_AIM_. Copy out every record below exactly as written, but leave out any pictures.

Figure record extracts
※ ※ ※

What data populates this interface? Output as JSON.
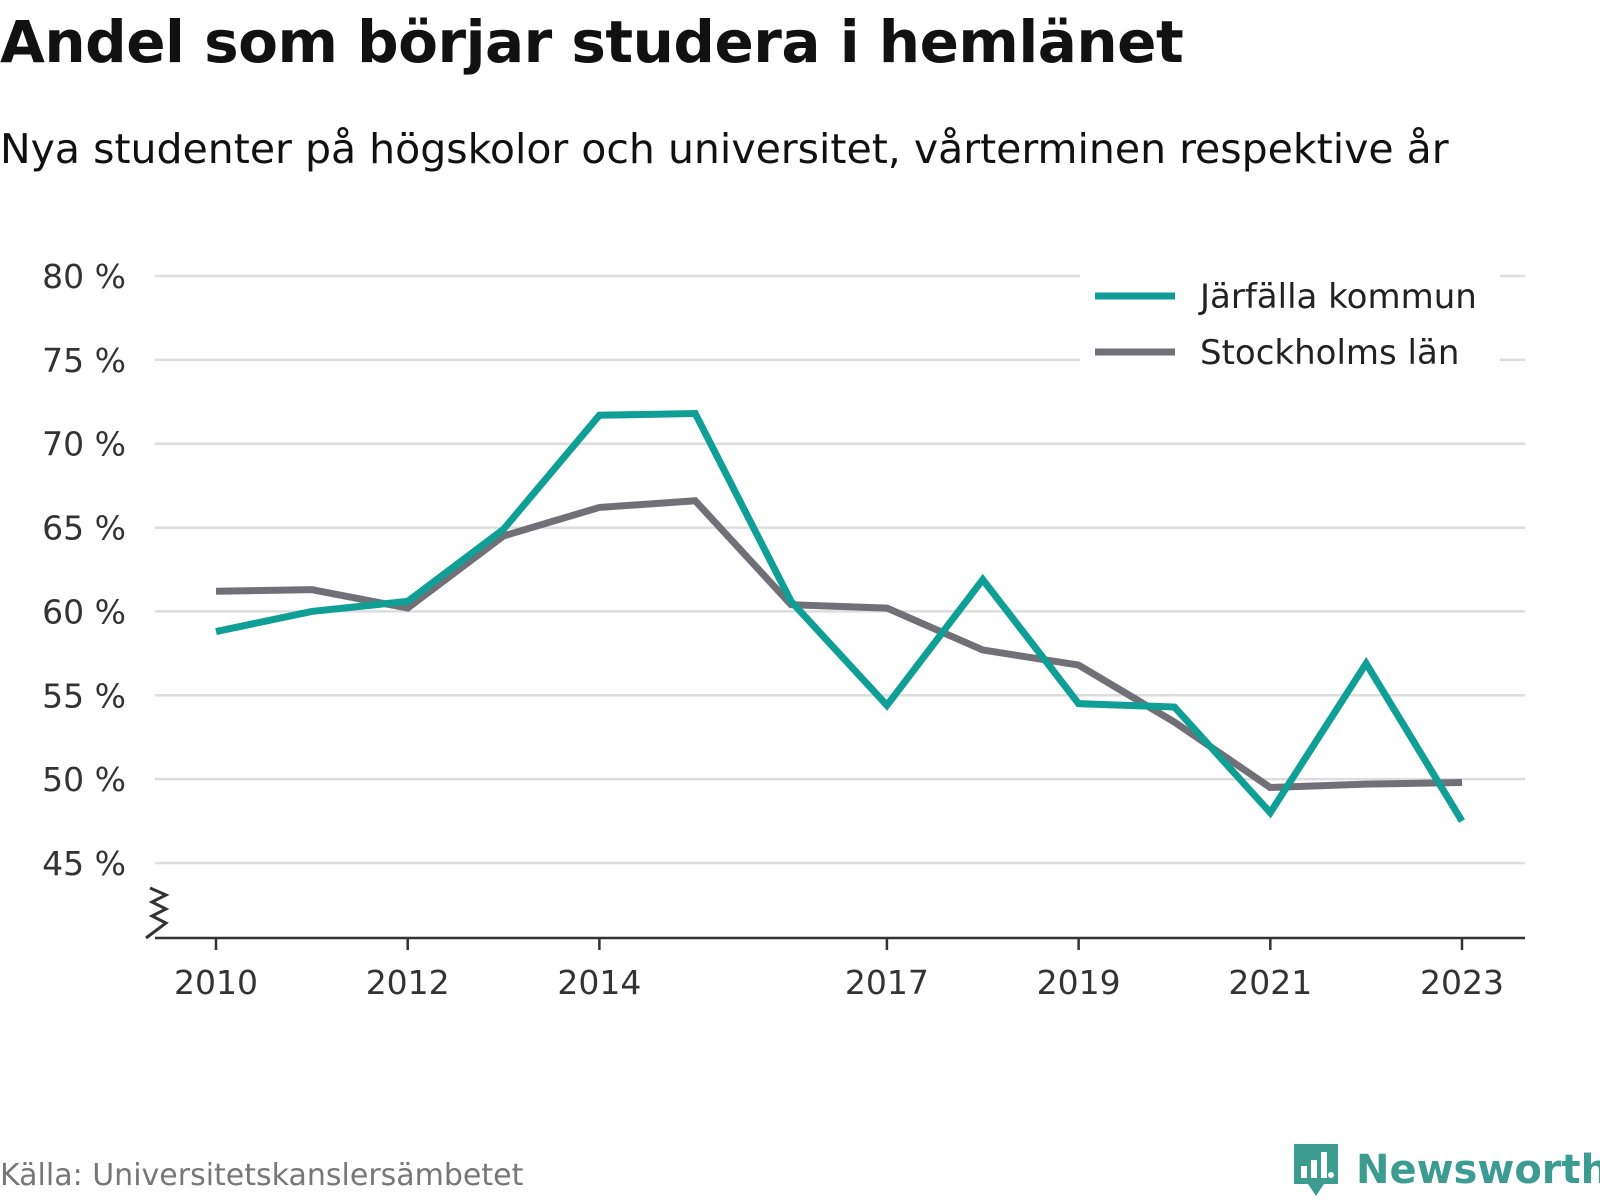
{
  "title": "Andel som börjar studera i hemlänet",
  "subtitle": "Nya studenter på högskolor och universitet, vårterminen respektive år",
  "source": "Källa: Universitetskanslersämbetet",
  "brand": {
    "name": "Newsworthy",
    "color": "#3d9c91",
    "icon": "newsworthy-logo-icon"
  },
  "chart_data": {
    "type": "line",
    "title": "Andel som börjar studera i hemlänet",
    "subtitle": "Nya studenter på högskolor och universitet, vårterminen respektive år",
    "x": [
      2010,
      2011,
      2012,
      2013,
      2014,
      2015,
      2016,
      2017,
      2018,
      2019,
      2020,
      2021,
      2022,
      2023
    ],
    "x_ticks": [
      2010,
      2012,
      2014,
      2017,
      2019,
      2021,
      2023
    ],
    "x_tick_labels": [
      "2010",
      "2012",
      "2014",
      "2017",
      "2019",
      "2021",
      "2023"
    ],
    "y_ticks": [
      45,
      50,
      55,
      60,
      65,
      70,
      75,
      80
    ],
    "y_tick_labels": [
      "45 %",
      "50 %",
      "55 %",
      "60 %",
      "65 %",
      "70 %",
      "75 %",
      "80 %"
    ],
    "ylim": [
      45,
      80
    ],
    "y_axis_break": true,
    "grid": true,
    "legend_position": "top-right",
    "series": [
      {
        "name": "Järfälla kommun",
        "color": "#0f9f96",
        "values": [
          58.8,
          60.0,
          60.6,
          64.9,
          71.7,
          71.8,
          60.6,
          54.4,
          61.9,
          54.5,
          54.3,
          48.0,
          56.9,
          47.5
        ]
      },
      {
        "name": "Stockholms län",
        "color": "#717077",
        "values": [
          61.2,
          61.3,
          60.2,
          64.5,
          66.2,
          66.6,
          60.4,
          60.2,
          57.7,
          56.8,
          53.4,
          49.5,
          49.7,
          49.8
        ]
      }
    ]
  }
}
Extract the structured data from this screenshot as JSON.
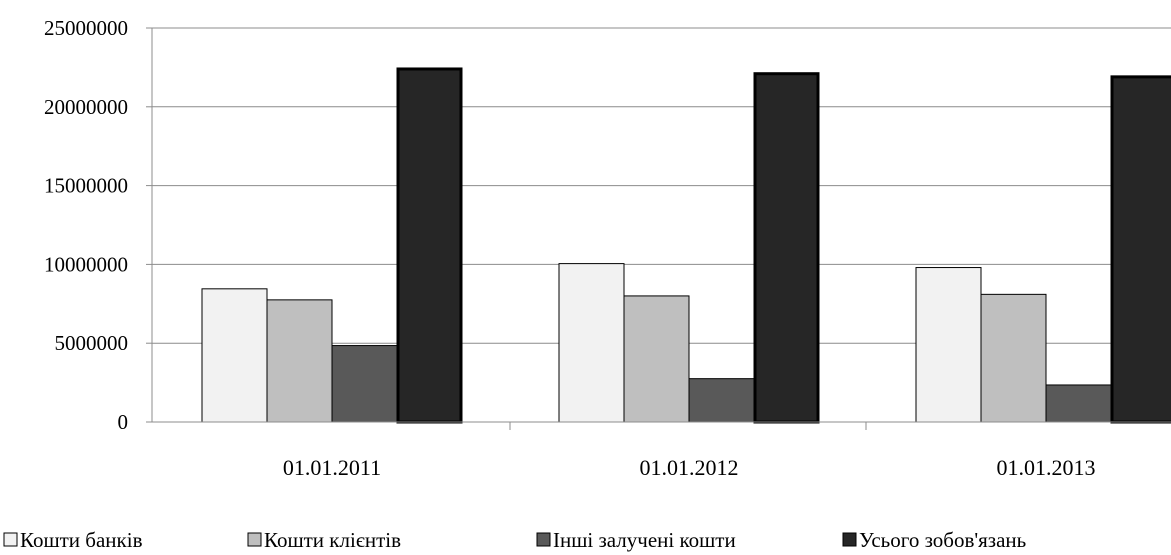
{
  "chart_data": {
    "type": "bar",
    "title": "",
    "xlabel": "",
    "ylabel": "",
    "categories": [
      "01.01.2011",
      "01.01.2012",
      "01.01.2013"
    ],
    "series": [
      {
        "name": "Кошти банків",
        "values": [
          8450000,
          10050000,
          9800000
        ],
        "color": "#f2f2f2"
      },
      {
        "name": "Кошти клієнтів",
        "values": [
          7750000,
          8000000,
          8100000
        ],
        "color": "#bfbfbf"
      },
      {
        "name": "Інші залучені кошти",
        "values": [
          4850000,
          2750000,
          2350000
        ],
        "color": "#595959"
      },
      {
        "name": "Усього зобов'язань",
        "values": [
          22400000,
          22100000,
          21900000
        ],
        "color": "#262626"
      }
    ],
    "ylim": [
      0,
      25000000
    ],
    "yticks": [
      "0",
      "5000000",
      "10000000",
      "15000000",
      "20000000",
      "25000000"
    ],
    "grid": true,
    "legend_position": "bottom"
  }
}
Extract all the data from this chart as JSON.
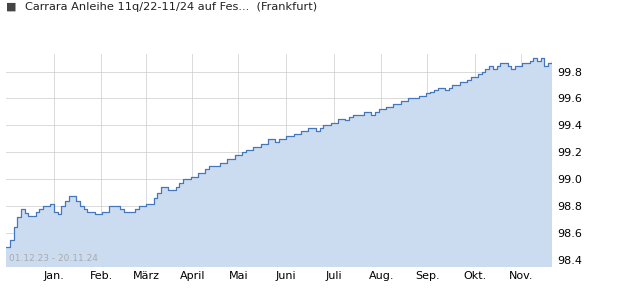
{
  "title": "Carrara Anleihe 11q/22-11/24 auf Fes...  (Frankfurt)",
  "title_square_color": "#333333",
  "date_range": "01.12.23 - 20.11.24",
  "x_labels": [
    "Jan.",
    "Feb.",
    "März",
    "April",
    "Mai",
    "Juni",
    "Juli",
    "Aug.",
    "Sep.",
    "Okt.",
    "Nov."
  ],
  "y_ticks": [
    98.4,
    98.6,
    98.8,
    99.0,
    99.2,
    99.4,
    99.6,
    99.8
  ],
  "y_min": 98.35,
  "y_max": 99.93,
  "line_color": "#4477BB",
  "fill_color": "#CCDCF0",
  "background_color": "#ffffff",
  "plot_bg_color": "#ffffff",
  "grid_color": "#cccccc",
  "series": [
    98.5,
    98.55,
    98.65,
    98.72,
    98.78,
    98.75,
    98.73,
    98.73,
    98.76,
    98.78,
    98.8,
    98.8,
    98.82,
    98.76,
    98.74,
    98.8,
    98.84,
    98.88,
    98.88,
    98.84,
    98.8,
    98.78,
    98.76,
    98.76,
    98.74,
    98.74,
    98.76,
    98.76,
    98.8,
    98.8,
    98.8,
    98.78,
    98.76,
    98.76,
    98.76,
    98.78,
    98.8,
    98.8,
    98.82,
    98.82,
    98.86,
    98.9,
    98.94,
    98.94,
    98.92,
    98.92,
    98.94,
    98.97,
    99.0,
    99.0,
    99.02,
    99.02,
    99.05,
    99.05,
    99.08,
    99.1,
    99.1,
    99.1,
    99.12,
    99.12,
    99.15,
    99.15,
    99.18,
    99.18,
    99.2,
    99.22,
    99.22,
    99.24,
    99.24,
    99.26,
    99.26,
    99.3,
    99.3,
    99.28,
    99.3,
    99.3,
    99.32,
    99.32,
    99.34,
    99.34,
    99.36,
    99.36,
    99.38,
    99.38,
    99.36,
    99.38,
    99.4,
    99.4,
    99.42,
    99.42,
    99.45,
    99.45,
    99.44,
    99.46,
    99.48,
    99.48,
    99.48,
    99.5,
    99.5,
    99.48,
    99.5,
    99.52,
    99.52,
    99.54,
    99.54,
    99.56,
    99.56,
    99.58,
    99.58,
    99.6,
    99.6,
    99.6,
    99.62,
    99.62,
    99.64,
    99.65,
    99.66,
    99.68,
    99.68,
    99.66,
    99.68,
    99.7,
    99.7,
    99.72,
    99.72,
    99.74,
    99.76,
    99.76,
    99.78,
    99.8,
    99.82,
    99.84,
    99.82,
    99.84,
    99.86,
    99.86,
    99.84,
    99.82,
    99.84,
    99.84,
    99.86,
    99.86,
    99.88,
    99.9,
    99.88,
    99.9,
    99.84,
    99.86,
    99.88
  ],
  "x_tick_positions": [
    31,
    62,
    91,
    121,
    151,
    182,
    213,
    244,
    274,
    305,
    335
  ],
  "total_days": 355
}
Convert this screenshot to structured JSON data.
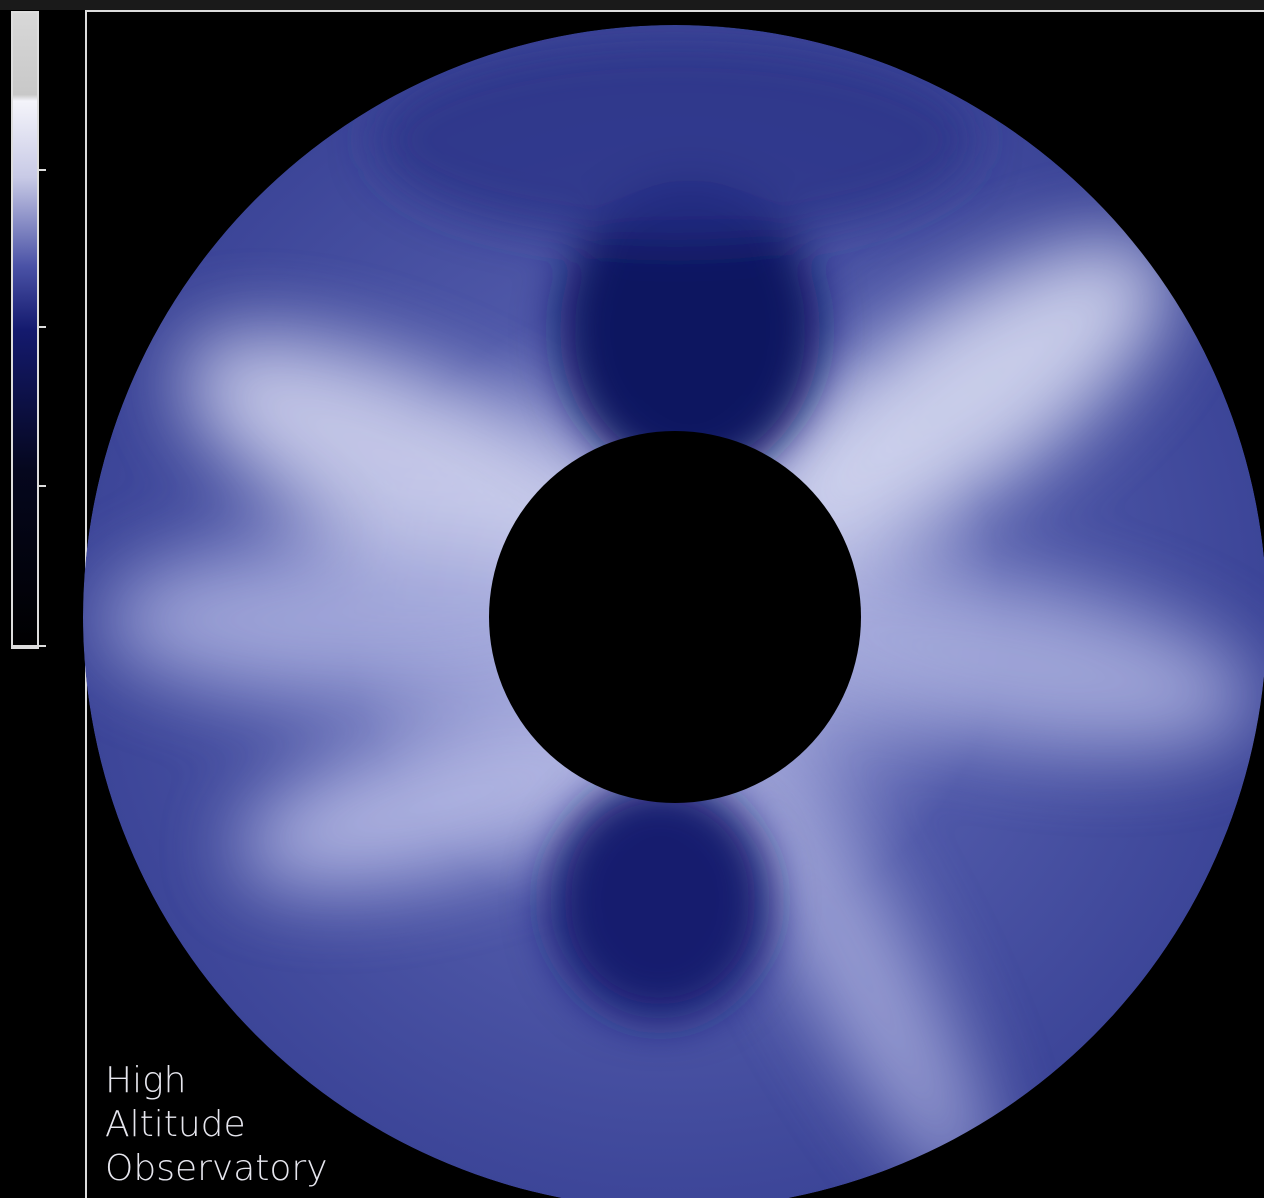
{
  "label": {
    "lines": [
      "High",
      "Altitude",
      "Observatory"
    ]
  }
}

※ ※ ※

_RESPONSE BELOW_.
What data populates this interface? Output as JSON.
{
  "title": "Andel som börjar studera i hemlänet",
  "subtitle": "Nya studenter på högskolor och universitet, vårterminen respektive år",
  "source": "Källa: Universitetskanslersämbetet",
  "brand": {
    "name": "Newsworthy",
    "color": "#3d9c91",
    "icon": "newsworthy-logo-icon"
  },
  "chart_data": {
    "type": "line",
    "title": "Andel som börjar studera i hemlänet",
    "subtitle": "Nya studenter på högskolor och universitet, vårterminen respektive år",
    "x": [
      2010,
      2011,
      2012,
      2013,
      2014,
      2015,
      2016,
      2017,
      2018,
      2019,
      2020,
      2021,
      2022,
      2023
    ],
    "x_ticks": [
      2010,
      2012,
      2014,
      2017,
      2019,
      2021,
      2023
    ],
    "x_tick_labels": [
      "2010",
      "2012",
      "2014",
      "2017",
      "2019",
      "2021",
      "2023"
    ],
    "y_ticks": [
      45,
      50,
      55,
      60,
      65,
      70,
      75,
      80
    ],
    "y_tick_labels": [
      "45 %",
      "50 %",
      "55 %",
      "60 %",
      "65 %",
      "70 %",
      "75 %",
      "80 %"
    ],
    "ylim": [
      45,
      80
    ],
    "y_axis_break": true,
    "grid": true,
    "legend_position": "top-right",
    "series": [
      {
        "name": "Järfälla kommun",
        "color": "#0f9f96",
        "values": [
          58.8,
          60.0,
          60.6,
          64.9,
          71.7,
          71.8,
          60.6,
          54.4,
          61.9,
          54.5,
          54.3,
          48.0,
          56.9,
          47.5
        ]
      },
      {
        "name": "Stockholms län",
        "color": "#717077",
        "values": [
          61.2,
          61.3,
          60.2,
          64.5,
          66.2,
          66.6,
          60.4,
          60.2,
          57.7,
          56.8,
          53.4,
          49.5,
          49.7,
          49.8
        ]
      }
    ]
  }
}
Extract the structured data from this screenshot as JSON.
{
  "chart_data": {
    "type": "bar",
    "title": "",
    "xlabel": "",
    "ylabel": "",
    "categories": [
      "01.01.2011",
      "01.01.2012",
      "01.01.2013"
    ],
    "series": [
      {
        "name": "Кошти банків",
        "values": [
          8450000,
          10050000,
          9800000
        ],
        "color": "#f2f2f2"
      },
      {
        "name": "Кошти клієнтів",
        "values": [
          7750000,
          8000000,
          8100000
        ],
        "color": "#bfbfbf"
      },
      {
        "name": "Інші залучені кошти",
        "values": [
          4850000,
          2750000,
          2350000
        ],
        "color": "#595959"
      },
      {
        "name": "Усього зобов'язань",
        "values": [
          22400000,
          22100000,
          21900000
        ],
        "color": "#262626"
      }
    ],
    "ylim": [
      0,
      25000000
    ],
    "yticks": [
      "0",
      "5000000",
      "10000000",
      "15000000",
      "20000000",
      "25000000"
    ],
    "grid": true,
    "legend_position": "bottom"
  }
}
Extract all the data from this chart as JSON.
{
  "title": "Carrara Anleihe 11q/22-11/24 auf Fes...  (Frankfurt)",
  "title_square_color": "#333333",
  "date_range": "01.12.23 - 20.11.24",
  "x_labels": [
    "Jan.",
    "Feb.",
    "März",
    "April",
    "Mai",
    "Juni",
    "Juli",
    "Aug.",
    "Sep.",
    "Okt.",
    "Nov."
  ],
  "y_ticks": [
    98.4,
    98.6,
    98.8,
    99.0,
    99.2,
    99.4,
    99.6,
    99.8
  ],
  "y_min": 98.35,
  "y_max": 99.93,
  "line_color": "#4477BB",
  "fill_color": "#CCDCF0",
  "background_color": "#ffffff",
  "plot_bg_color": "#ffffff",
  "grid_color": "#cccccc",
  "series": [
    98.5,
    98.55,
    98.65,
    98.72,
    98.78,
    98.75,
    98.73,
    98.73,
    98.76,
    98.78,
    98.8,
    98.8,
    98.82,
    98.76,
    98.74,
    98.8,
    98.84,
    98.88,
    98.88,
    98.84,
    98.8,
    98.78,
    98.76,
    98.76,
    98.74,
    98.74,
    98.76,
    98.76,
    98.8,
    98.8,
    98.8,
    98.78,
    98.76,
    98.76,
    98.76,
    98.78,
    98.8,
    98.8,
    98.82,
    98.82,
    98.86,
    98.9,
    98.94,
    98.94,
    98.92,
    98.92,
    98.94,
    98.97,
    99.0,
    99.0,
    99.02,
    99.02,
    99.05,
    99.05,
    99.08,
    99.1,
    99.1,
    99.1,
    99.12,
    99.12,
    99.15,
    99.15,
    99.18,
    99.18,
    99.2,
    99.22,
    99.22,
    99.24,
    99.24,
    99.26,
    99.26,
    99.3,
    99.3,
    99.28,
    99.3,
    99.3,
    99.32,
    99.32,
    99.34,
    99.34,
    99.36,
    99.36,
    99.38,
    99.38,
    99.36,
    99.38,
    99.4,
    99.4,
    99.42,
    99.42,
    99.45,
    99.45,
    99.44,
    99.46,
    99.48,
    99.48,
    99.48,
    99.5,
    99.5,
    99.48,
    99.5,
    99.52,
    99.52,
    99.54,
    99.54,
    99.56,
    99.56,
    99.58,
    99.58,
    99.6,
    99.6,
    99.6,
    99.62,
    99.62,
    99.64,
    99.65,
    99.66,
    99.68,
    99.68,
    99.66,
    99.68,
    99.7,
    99.7,
    99.72,
    99.72,
    99.74,
    99.76,
    99.76,
    99.78,
    99.8,
    99.82,
    99.84,
    99.82,
    99.84,
    99.86,
    99.86,
    99.84,
    99.82,
    99.84,
    99.84,
    99.86,
    99.86,
    99.88,
    99.9,
    99.88,
    99.9,
    99.84,
    99.86,
    99.88
  ],
  "x_tick_positions": [
    31,
    62,
    91,
    121,
    151,
    182,
    213,
    244,
    274,
    305,
    335
  ],
  "total_days": 355
}
Convert this screenshot to structured JSON data.
{
  "label": {
    "lines": [
      "High",
      "Altitude",
      "Observatory"
    ]
  }
}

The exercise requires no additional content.